### YOUR TASK
Write out every entry exactly as it stands.

(Data excerpts)
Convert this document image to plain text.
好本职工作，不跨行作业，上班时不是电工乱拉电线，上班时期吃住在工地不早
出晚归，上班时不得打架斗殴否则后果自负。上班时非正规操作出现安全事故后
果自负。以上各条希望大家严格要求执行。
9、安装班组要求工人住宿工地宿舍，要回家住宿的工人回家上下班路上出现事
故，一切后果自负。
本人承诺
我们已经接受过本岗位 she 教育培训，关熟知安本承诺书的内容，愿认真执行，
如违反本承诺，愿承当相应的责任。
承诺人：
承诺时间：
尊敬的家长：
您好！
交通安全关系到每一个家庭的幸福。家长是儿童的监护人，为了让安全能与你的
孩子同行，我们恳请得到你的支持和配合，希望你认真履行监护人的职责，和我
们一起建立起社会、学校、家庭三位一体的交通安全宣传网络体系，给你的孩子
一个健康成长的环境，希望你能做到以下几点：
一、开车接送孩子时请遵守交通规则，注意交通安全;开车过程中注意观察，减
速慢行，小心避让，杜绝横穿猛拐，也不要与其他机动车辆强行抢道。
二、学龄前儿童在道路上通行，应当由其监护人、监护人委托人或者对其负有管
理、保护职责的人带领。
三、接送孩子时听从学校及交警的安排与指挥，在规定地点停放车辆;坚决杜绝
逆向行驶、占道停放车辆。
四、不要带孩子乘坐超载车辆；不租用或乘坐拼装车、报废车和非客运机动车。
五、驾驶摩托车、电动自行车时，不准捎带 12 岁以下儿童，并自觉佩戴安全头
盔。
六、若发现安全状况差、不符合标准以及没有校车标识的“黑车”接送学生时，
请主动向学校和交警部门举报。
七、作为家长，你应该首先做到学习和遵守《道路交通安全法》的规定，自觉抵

### RESPONSE TO THIS EXERCISE
Convert this document image to plain text.
好本职工作，不跨行作业，上班时不是电工乱拉电线，上班时期吃住在工地不早
出晚归，上班时不得打架斗殴否则后果自负。上班时非正规操作出现安全事故后
果自负。以上各条希望大家严格要求执行。
9、安装班组要求工人住宿工地宿舍，要回家住宿的工人回家上下班路上出现事
故，一切后果自负。
本人承诺
我们已经接受过本岗位 she 教育培训，关熟知安本承诺书的内容，愿认真执行，
如违反本承诺，愿承当相应的责任。
承诺人：
承诺时间：
尊敬的家长：
您好！
交通安全关系到每一个家庭的幸福。家长是儿童的监护人，为了让安全能与你的
孩子同行，我们恳请得到你的支持和配合，希望你认真履行监护人的职责，和我
们一起建立起社会、学校、家庭三位一体的交通安全宣传网络体系，给你的孩子
一个健康成长的环境，希望你能做到以下几点：
一、开车接送孩子时请遵守交通规则，注意交通安全;开车过程中注意观察，减
速慢行，小心避让，杜绝横穿猛拐，也不要与其他机动车辆强行抢道。
二、学龄前儿童在道路上通行，应当由其监护人、监护人委托人或者对其负有管
理、保护职责的人带领。
三、接送孩子时听从学校及交警的安排与指挥，在规定地点停放车辆;坚决杜绝
逆向行驶、占道停放车辆。
四、不要带孩子乘坐超载车辆；不租用或乘坐拼装车、报废车和非客运机动车。
五、驾驶摩托车、电动自行车时，不准捎带 12 岁以下儿童，并自觉佩戴安全头
盔。
六、若发现安全状况差、不符合标准以及没有校车标识的“黑车”接送学生时，
请主动向学校和交警部门举报。
七、作为家长，你应该首先做到学习和遵守《道路交通安全法》的规定，自觉抵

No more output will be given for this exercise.